Saved entries:
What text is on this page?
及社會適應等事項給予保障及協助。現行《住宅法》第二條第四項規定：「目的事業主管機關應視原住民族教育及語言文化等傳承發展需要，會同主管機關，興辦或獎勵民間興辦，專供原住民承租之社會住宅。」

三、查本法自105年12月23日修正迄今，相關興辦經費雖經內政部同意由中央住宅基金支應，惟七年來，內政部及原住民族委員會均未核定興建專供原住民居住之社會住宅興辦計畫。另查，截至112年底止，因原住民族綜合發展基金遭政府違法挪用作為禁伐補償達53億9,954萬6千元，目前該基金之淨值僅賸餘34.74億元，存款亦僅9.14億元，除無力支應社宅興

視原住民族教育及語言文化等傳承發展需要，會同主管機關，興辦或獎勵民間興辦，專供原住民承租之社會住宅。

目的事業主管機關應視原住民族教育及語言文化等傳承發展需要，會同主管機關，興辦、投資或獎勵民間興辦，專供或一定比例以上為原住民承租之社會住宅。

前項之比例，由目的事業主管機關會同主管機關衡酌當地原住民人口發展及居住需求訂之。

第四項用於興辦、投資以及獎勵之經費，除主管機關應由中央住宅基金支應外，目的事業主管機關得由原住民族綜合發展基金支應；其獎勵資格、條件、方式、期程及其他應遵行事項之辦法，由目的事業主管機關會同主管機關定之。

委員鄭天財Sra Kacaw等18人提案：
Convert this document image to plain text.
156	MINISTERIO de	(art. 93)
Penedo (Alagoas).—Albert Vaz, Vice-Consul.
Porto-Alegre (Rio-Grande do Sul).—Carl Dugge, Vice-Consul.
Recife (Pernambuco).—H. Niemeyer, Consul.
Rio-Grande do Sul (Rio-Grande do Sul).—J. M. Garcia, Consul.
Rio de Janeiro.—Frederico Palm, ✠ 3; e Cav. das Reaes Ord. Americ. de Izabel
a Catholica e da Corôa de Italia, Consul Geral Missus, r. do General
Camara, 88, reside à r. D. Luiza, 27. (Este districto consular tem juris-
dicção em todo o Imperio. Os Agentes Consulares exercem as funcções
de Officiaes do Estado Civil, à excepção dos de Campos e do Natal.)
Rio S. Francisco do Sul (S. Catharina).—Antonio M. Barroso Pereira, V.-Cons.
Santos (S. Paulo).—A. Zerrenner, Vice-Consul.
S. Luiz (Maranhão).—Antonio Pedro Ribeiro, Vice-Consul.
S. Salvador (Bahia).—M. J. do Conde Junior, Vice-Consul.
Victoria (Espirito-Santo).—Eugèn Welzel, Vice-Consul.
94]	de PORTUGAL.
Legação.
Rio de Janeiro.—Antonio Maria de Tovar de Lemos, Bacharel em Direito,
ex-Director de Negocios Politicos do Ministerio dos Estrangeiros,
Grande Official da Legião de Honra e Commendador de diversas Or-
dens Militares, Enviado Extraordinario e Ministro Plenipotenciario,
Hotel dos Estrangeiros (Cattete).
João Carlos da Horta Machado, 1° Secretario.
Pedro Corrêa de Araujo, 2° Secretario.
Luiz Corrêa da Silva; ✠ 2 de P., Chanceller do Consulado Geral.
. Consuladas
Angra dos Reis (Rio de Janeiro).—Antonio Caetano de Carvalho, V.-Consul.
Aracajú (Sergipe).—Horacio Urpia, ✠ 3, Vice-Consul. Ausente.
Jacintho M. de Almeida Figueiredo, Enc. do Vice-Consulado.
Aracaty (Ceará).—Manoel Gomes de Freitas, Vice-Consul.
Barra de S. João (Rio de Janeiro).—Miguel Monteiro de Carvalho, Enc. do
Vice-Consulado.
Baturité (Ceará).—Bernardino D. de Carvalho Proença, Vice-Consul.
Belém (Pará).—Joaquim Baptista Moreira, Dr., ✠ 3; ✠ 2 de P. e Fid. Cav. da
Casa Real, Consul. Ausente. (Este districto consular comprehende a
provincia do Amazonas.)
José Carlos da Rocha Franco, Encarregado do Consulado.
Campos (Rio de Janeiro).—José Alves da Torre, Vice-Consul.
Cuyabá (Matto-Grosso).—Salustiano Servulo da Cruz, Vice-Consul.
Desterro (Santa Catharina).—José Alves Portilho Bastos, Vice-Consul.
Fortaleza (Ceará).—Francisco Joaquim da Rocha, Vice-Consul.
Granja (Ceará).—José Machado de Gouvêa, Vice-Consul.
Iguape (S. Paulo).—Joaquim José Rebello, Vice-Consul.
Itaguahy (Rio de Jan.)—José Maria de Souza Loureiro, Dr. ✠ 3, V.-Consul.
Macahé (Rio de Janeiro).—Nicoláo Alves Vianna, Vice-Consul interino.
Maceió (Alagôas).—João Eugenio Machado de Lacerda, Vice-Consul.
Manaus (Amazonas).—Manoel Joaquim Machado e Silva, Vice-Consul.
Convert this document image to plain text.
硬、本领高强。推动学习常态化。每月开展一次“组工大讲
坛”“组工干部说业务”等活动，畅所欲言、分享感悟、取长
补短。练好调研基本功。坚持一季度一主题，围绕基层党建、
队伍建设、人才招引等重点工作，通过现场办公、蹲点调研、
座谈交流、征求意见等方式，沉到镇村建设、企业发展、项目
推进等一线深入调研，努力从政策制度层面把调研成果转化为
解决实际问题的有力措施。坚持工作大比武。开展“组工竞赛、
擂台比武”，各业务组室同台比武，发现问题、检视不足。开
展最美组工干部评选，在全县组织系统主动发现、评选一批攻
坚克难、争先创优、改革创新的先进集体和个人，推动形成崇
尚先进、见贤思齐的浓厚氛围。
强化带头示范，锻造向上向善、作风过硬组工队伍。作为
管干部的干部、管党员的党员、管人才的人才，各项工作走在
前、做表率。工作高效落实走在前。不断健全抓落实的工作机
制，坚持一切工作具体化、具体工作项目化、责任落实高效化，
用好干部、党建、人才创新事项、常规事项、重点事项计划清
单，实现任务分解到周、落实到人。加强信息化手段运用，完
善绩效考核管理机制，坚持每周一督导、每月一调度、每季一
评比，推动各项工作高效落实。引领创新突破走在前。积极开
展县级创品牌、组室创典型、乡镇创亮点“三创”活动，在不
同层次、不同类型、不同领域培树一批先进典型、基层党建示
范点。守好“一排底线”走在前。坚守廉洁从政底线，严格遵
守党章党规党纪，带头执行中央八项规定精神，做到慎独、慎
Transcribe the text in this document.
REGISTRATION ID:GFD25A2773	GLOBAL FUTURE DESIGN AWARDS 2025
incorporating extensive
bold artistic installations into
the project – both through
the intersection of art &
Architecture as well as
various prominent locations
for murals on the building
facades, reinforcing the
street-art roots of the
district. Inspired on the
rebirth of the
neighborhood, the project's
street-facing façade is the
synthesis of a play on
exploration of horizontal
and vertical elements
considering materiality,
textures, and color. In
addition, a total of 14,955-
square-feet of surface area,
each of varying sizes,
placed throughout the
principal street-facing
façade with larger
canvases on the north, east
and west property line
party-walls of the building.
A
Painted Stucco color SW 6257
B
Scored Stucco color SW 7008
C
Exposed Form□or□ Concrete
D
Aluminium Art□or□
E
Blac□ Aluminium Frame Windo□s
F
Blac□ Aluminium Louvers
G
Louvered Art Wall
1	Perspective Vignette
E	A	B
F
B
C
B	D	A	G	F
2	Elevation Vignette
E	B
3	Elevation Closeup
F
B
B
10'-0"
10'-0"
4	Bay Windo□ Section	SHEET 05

● **What the task asks**
Using the data above, reproduce every line exactly.

● **Solution to this exercise**
What text is on this page?
及社會適應等事項給予保障及協助。現行《住宅法》第二條第四項規定：「目的事業主管機關應視原住民族教育及語言文化等傳承發展需要，會同主管機關，興辦或獎勵民間興辦，專供原住民承租之社會住宅。」

三、查本法自105年12月23日修正迄今，相關興辦經費雖經內政部同意由中央住宅基金支應，惟七年來，內政部及原住民族委員會均未核定興建專供原住民居住之社會住宅興辦計畫。另查，截至112年底止，因原住民族綜合發展基金遭政府違法挪用作為禁伐補償達53億9,954萬6千元，目前該基金之淨值僅賸餘34.74億元，存款亦僅9.14億元，除無力支應社宅興

視原住民族教育及語言文化等傳承發展需要，會同主管機關，興辦或獎勵民間興辦，專供原住民承租之社會住宅。

目的事業主管機關應視原住民族教育及語言文化等傳承發展需要，會同主管機關，興辦、投資或獎勵民間興辦，專供或一定比例以上為原住民承租之社會住宅。

前項之比例，由目的事業主管機關會同主管機關衡酌當地原住民人口發展及居住需求訂之。

第四項用於興辦、投資以及獎勵之經費，除主管機關應由中央住宅基金支應外，目的事業主管機關得由原住民族綜合發展基金支應；其獎勵資格、條件、方式、期程及其他應遵行事項之辦法，由目的事業主管機關會同主管機關定之。

委員鄭天財Sra Kacaw等18人提案：
Convert this document image to plain text.
156	MINISTERIO de	(art. 93)
Penedo (Alagoas).—Albert Vaz, Vice-Consul.
Porto-Alegre (Rio-Grande do Sul).—Carl Dugge, Vice-Consul.
Recife (Pernambuco).—H. Niemeyer, Consul.
Rio-Grande do Sul (Rio-Grande do Sul).—J. M. Garcia, Consul.
Rio de Janeiro.—Frederico Palm, ✠ 3; e Cav. das Reaes Ord. Americ. de Izabel
a Catholica e da Corôa de Italia, Consul Geral Missus, r. do General
Camara, 88, reside à r. D. Luiza, 27. (Este districto consular tem juris-
dicção em todo o Imperio. Os Agentes Consulares exercem as funcções
de Officiaes do Estado Civil, à excepção dos de Campos e do Natal.)
Rio S. Francisco do Sul (S. Catharina).—Antonio M. Barroso Pereira, V.-Cons.
Santos (S. Paulo).—A. Zerrenner, Vice-Consul.
S. Luiz (Maranhão).—Antonio Pedro Ribeiro, Vice-Consul.
S. Salvador (Bahia).—M. J. do Conde Junior, Vice-Consul.
Victoria (Espirito-Santo).—Eugèn Welzel, Vice-Consul.
94]	de PORTUGAL.
Legação.
Rio de Janeiro.—Antonio Maria de Tovar de Lemos, Bacharel em Direito,
ex-Director de Negocios Politicos do Ministerio dos Estrangeiros,
Grande Official da Legião de Honra e Commendador de diversas Or-
dens Militares, Enviado Extraordinario e Ministro Plenipotenciario,
Hotel dos Estrangeiros (Cattete).
João Carlos da Horta Machado, 1° Secretario.
Pedro Corrêa de Araujo, 2° Secretario.
Luiz Corrêa da Silva; ✠ 2 de P., Chanceller do Consulado Geral.
. Consuladas
Angra dos Reis (Rio de Janeiro).—Antonio Caetano de Carvalho, V.-Consul.
Aracajú (Sergipe).—Horacio Urpia, ✠ 3, Vice-Consul. Ausente.
Jacintho M. de Almeida Figueiredo, Enc. do Vice-Consulado.
Aracaty (Ceará).—Manoel Gomes de Freitas, Vice-Consul.
Barra de S. João (Rio de Janeiro).—Miguel Monteiro de Carvalho, Enc. do
Vice-Consulado.
Baturité (Ceará).—Bernardino D. de Carvalho Proença, Vice-Consul.
Belém (Pará).—Joaquim Baptista Moreira, Dr., ✠ 3; ✠ 2 de P. e Fid. Cav. da
Casa Real, Consul. Ausente. (Este districto consular comprehende a
provincia do Amazonas.)
José Carlos da Rocha Franco, Encarregado do Consulado.
Campos (Rio de Janeiro).—José Alves da Torre, Vice-Consul.
Cuyabá (Matto-Grosso).—Salustiano Servulo da Cruz, Vice-Consul.
Desterro (Santa Catharina).—José Alves Portilho Bastos, Vice-Consul.
Fortaleza (Ceará).—Francisco Joaquim da Rocha, Vice-Consul.
Granja (Ceará).—José Machado de Gouvêa, Vice-Consul.
Iguape (S. Paulo).—Joaquim José Rebello, Vice-Consul.
Itaguahy (Rio de Jan.)—José Maria de Souza Loureiro, Dr. ✠ 3, V.-Consul.
Macahé (Rio de Janeiro).—Nicoláo Alves Vianna, Vice-Consul interino.
Maceió (Alagôas).—João Eugenio Machado de Lacerda, Vice-Consul.
Manaus (Amazonas).—Manoel Joaquim Machado e Silva, Vice-Consul.
Convert this document image to plain text.
硬、本领高强。推动学习常态化。每月开展一次“组工大讲
坛”“组工干部说业务”等活动，畅所欲言、分享感悟、取长
补短。练好调研基本功。坚持一季度一主题，围绕基层党建、
队伍建设、人才招引等重点工作，通过现场办公、蹲点调研、
座谈交流、征求意见等方式，沉到镇村建设、企业发展、项目
推进等一线深入调研，努力从政策制度层面把调研成果转化为
解决实际问题的有力措施。坚持工作大比武。开展“组工竞赛、
擂台比武”，各业务组室同台比武，发现问题、检视不足。开
展最美组工干部评选，在全县组织系统主动发现、评选一批攻
坚克难、争先创优、改革创新的先进集体和个人，推动形成崇
尚先进、见贤思齐的浓厚氛围。
强化带头示范，锻造向上向善、作风过硬组工队伍。作为
管干部的干部、管党员的党员、管人才的人才，各项工作走在
前、做表率。工作高效落实走在前。不断健全抓落实的工作机
制，坚持一切工作具体化、具体工作项目化、责任落实高效化，
用好干部、党建、人才创新事项、常规事项、重点事项计划清
单，实现任务分解到周、落实到人。加强信息化手段运用，完
善绩效考核管理机制，坚持每周一督导、每月一调度、每季一
评比，推动各项工作高效落实。引领创新突破走在前。积极开
展县级创品牌、组室创典型、乡镇创亮点“三创”活动，在不
同层次、不同类型、不同领域培树一批先进典型、基层党建示
范点。守好“一排底线”走在前。坚守廉洁从政底线，严格遵
守党章党规党纪，带头执行中央八项规定精神，做到慎独、慎
Transcribe the text in this document.
REGISTRATION ID:GFD25A2773	GLOBAL FUTURE DESIGN AWARDS 2025
incorporating extensive
bold artistic installations into
the project – both through
the intersection of art &
Architecture as well as
various prominent locations
for murals on the building
facades, reinforcing the
street-art roots of the
district. Inspired on the
rebirth of the
neighborhood, the project's
street-facing façade is the
synthesis of a play on
exploration of horizontal
and vertical elements
considering materiality,
textures, and color. In
addition, a total of 14,955-
square-feet of surface area,
each of varying sizes,
placed throughout the
principal street-facing
façade with larger
canvases on the north, east
and west property line
party-walls of the building.
A
Painted Stucco color SW 6257
B
Scored Stucco color SW 7008
C
Exposed Form□or□ Concrete
D
Aluminium Art□or□
E
Blac□ Aluminium Frame Windo□s
F
Blac□ Aluminium Louvers
G
Louvered Art Wall
1	Perspective Vignette
E	A	B
F
B
C
B	D	A	G	F
2	Elevation Vignette
E	B
3	Elevation Closeup
F
B
B
10'-0"
10'-0"
4	Bay Windo□ Section	SHEET 05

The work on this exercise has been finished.